SOURCE EXCERPT
------------------------

Unsupported architecture hard-fail — loading a model with fused QKV that quant.cpp can't handle (e.g., before Phi-3 support) now fails fast with a clear error message instead of silently producing garbage tokens.
quant-server-unified — new server binary built directly on quant.h (single-header amalgamation). Eliminates divergence between quant.h and libturboquant split sources. CLI quantcpp serve now prefers this binary.
SmolLM2-1.7B and Phi-3.5-mini added to _MODEL_REGISTRY with CLI aliases (smollm2, phi3.5, phi-3.5-mini etc.).
ChatContextOverflow exception — Python Model.chat() now raises a typed exception on context overflow instead of silently returning empty output.
docs/supported_models.md — architecture compatibility matrix, vocab-size speed guide, model selection recommendations.
tools/gguf_inspect.c — GGUF tensor/metadata inspector for architecture debugging.

Fixed

16 chat-cache bugs eliminated (PRs #52, #53) — two audit passes found hidden bugs in KV cache prefix matching, text accumulation, server session management, WASM state handling.
tq_generate_continue overflow — sliding-window truncation silently desynced cached_text from KV positions → garbage on long histories. Now returns -2 on overflow.
chat_accum_callback realloc failure — silently dropped tokens AND skipped user callback. Now always passes tokens through; marks accumulator tainted.
Server error handling — gen_rc == -1 produced HTTP 200 with empty content; now returns HTTP 500 with error JSON. Streaming sends finish_reason: "error".
Server session kv_type mismatch — reusing a session ID with different kv_type/value_quant_bits corrupted KV blocks. Now detects and rebuilds.
WASM wasm_load_model — didn't reset g_generating flag → stuck busy after interrupted run.
rep_penalty in fast-path — silently ignored in tq_generate_chat_text's fast path (slow path applied it). Now consistent.
BOS token for Phi-3/Llama — <s> added to BOS lookup chain. Phi-3 produces garbage without BOS.
Python CLI overflow handling — cmd_run caught ChatContextOverflow, drops oldest turn, retries.

------------------------

DIRECTIVES
[a] From the quant.cpp changelog, extract everything from "ChatContextOverflow exception —" down to "-2 on overflow.".
[b] In the quant.cpp changelog, what does the server now return when gen_rc == -1?
[c] Continue the quant.cpp changelog from its last line.

(Layout annotation items)
------------------------

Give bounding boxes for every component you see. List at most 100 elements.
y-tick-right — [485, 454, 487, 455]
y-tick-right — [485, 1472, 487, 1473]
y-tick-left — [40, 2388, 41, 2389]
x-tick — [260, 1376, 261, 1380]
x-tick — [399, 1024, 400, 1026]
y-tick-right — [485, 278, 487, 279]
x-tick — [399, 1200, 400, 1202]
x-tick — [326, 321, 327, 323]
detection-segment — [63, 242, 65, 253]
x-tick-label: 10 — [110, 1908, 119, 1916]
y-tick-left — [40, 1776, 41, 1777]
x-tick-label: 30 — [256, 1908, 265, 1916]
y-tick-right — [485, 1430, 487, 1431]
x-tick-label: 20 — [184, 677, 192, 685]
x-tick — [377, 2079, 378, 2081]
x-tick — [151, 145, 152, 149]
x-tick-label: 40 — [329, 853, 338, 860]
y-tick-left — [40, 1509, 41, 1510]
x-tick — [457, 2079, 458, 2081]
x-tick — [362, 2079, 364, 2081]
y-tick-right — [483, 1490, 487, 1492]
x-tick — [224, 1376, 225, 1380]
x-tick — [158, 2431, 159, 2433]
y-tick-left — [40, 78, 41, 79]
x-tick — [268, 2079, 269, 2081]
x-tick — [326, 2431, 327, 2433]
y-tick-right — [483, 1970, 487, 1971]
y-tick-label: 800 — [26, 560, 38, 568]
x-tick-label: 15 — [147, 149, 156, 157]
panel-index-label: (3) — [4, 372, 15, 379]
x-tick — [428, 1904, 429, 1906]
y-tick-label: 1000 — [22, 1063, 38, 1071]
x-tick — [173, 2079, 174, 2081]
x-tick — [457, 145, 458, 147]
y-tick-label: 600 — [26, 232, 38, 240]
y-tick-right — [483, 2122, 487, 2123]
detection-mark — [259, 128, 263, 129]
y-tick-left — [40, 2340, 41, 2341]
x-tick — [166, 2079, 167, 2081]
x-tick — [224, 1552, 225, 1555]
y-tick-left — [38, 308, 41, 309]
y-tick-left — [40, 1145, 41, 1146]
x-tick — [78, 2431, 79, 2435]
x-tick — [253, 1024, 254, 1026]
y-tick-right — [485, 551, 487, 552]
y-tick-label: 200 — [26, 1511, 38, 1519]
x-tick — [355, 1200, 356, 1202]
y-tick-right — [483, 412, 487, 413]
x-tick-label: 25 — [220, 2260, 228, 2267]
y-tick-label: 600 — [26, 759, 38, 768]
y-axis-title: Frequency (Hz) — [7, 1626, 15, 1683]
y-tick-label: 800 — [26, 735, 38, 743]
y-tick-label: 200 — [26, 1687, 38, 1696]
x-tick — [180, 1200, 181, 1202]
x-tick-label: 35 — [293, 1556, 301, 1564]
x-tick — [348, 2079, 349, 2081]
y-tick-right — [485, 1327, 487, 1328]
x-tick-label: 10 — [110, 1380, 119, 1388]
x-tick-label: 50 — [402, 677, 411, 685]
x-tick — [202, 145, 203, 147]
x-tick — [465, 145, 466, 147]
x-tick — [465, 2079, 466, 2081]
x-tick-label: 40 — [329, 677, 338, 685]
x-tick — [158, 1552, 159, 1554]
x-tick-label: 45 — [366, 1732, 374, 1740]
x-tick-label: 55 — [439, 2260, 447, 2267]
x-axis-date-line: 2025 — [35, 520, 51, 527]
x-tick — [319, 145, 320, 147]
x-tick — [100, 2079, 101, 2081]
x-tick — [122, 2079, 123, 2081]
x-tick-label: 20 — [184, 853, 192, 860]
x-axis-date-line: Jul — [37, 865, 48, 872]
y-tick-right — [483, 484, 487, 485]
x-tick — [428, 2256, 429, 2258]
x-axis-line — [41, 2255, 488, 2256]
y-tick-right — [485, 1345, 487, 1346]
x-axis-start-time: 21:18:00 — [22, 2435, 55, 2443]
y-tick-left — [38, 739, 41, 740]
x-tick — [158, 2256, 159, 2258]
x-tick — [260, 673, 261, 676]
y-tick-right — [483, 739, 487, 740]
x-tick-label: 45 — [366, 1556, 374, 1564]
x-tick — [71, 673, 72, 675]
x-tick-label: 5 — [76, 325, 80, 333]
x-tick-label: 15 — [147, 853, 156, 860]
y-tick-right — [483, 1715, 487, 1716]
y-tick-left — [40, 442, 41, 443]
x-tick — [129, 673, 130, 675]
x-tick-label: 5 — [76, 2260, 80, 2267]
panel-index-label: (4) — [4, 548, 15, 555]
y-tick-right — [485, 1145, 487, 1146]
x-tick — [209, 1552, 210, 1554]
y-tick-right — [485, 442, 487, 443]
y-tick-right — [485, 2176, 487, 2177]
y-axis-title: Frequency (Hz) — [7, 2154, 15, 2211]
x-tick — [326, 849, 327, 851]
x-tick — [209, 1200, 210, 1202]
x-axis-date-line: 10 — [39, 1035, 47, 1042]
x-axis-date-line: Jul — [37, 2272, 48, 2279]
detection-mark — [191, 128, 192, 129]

------------------------

RESULTS OF THE EXERCISE
[a]
ChatContextOverflow exception — Python Model.chat() now raises a typed exception on context overflow instead of silently returning empty output.
docs/supported_models.md — architecture compatibility matrix, vocab-size speed guide, model selection recommendations.
tools/gguf_inspect.c — GGUF tensor/metadata inspector for architecture debugging.

Fixed

16 chat-cache bugs eliminated (PRs #52, #53) — two audit passes found hidden bugs in KV cache prefix matching, text accumulation, server session management, WASM state handling.
tq_generate_continue overflow — sliding-window truncation silently desynced cached_text from KV positions → garbage on long histories. Now returns -2 on overflow.

[b] HTTP 500 with error JSON.

[c]
Changed

Default model: Llama-3.2-1B → SmolLM2-1.7B → Phi-3.5-mini Q8_0.
CLI examples and README quickstart updated to use Phi-3.5-mini.
Metal GPU dispatch disabled for fused-tensor models (CPU is faster for sub-4B).

Performance

Phi-3.5-mini Q8_0: 3.0 tok/s on Apple M3 (2x faster than Q4_K_M).
Chat KV cache reuse: turn N+1 prefill is O(new tokens), not O(history). ~50% latency reduction on multi-turn chat.

[v0.3.0] — 2026-04-01

Highlights

Real-model validation, adaptive compression, and information-theoretic foundations. Every theoretical claim is now backed by measured data from actual model inference.

Added

Real-Model Validation (Phase A)

Perplexity pipeline (--ppl <file>): Teacher-forced PPL measurement. Gemma 4B results: 1-bit K + Q4 V PPL = 36.00 vs FP16 PPL = 35.99 — +0.03% degradation (effectively lossless).
Formal unbiasedness (tests/test_unbiased.cpp): 100K random vector pairs prove all quant.cpp types have < 0.2% relative bias. The "unbiased inner product" claim is empirically verified.
Activation profiling (--profile-kv): Per-layer pre/post-RHT distribution statistics. RHT reduces kurtosis from 10-99 to 3.9-7.9 and eliminates skewness. Honest finding: post-RHT is not perfectly Gaussian.
Memory bandwidth benchmark (--bench-memory): tok/s vs context length across KV types.

Adaptive Compression (Phase B)

Per-layer bit recommendation (--recommend): Profiles activation kurtosis, recommends 1-bit or 3-bit per layer. Gemma 270M: average 2.0 bits (vs 3.0 uniform) → 33% memory savings potential.
Attention entropy analysis (--attn-entropy): Per-head Shannon entropy identifies sharp vs diffuse attention patterns.
V highres window (-V N): Recent N tokens stored as FP16 alongside Q4/Q2 V. Test showed Q4 V already near-lossless (PPL +0.03%), so hybrid adds no measurable benefit.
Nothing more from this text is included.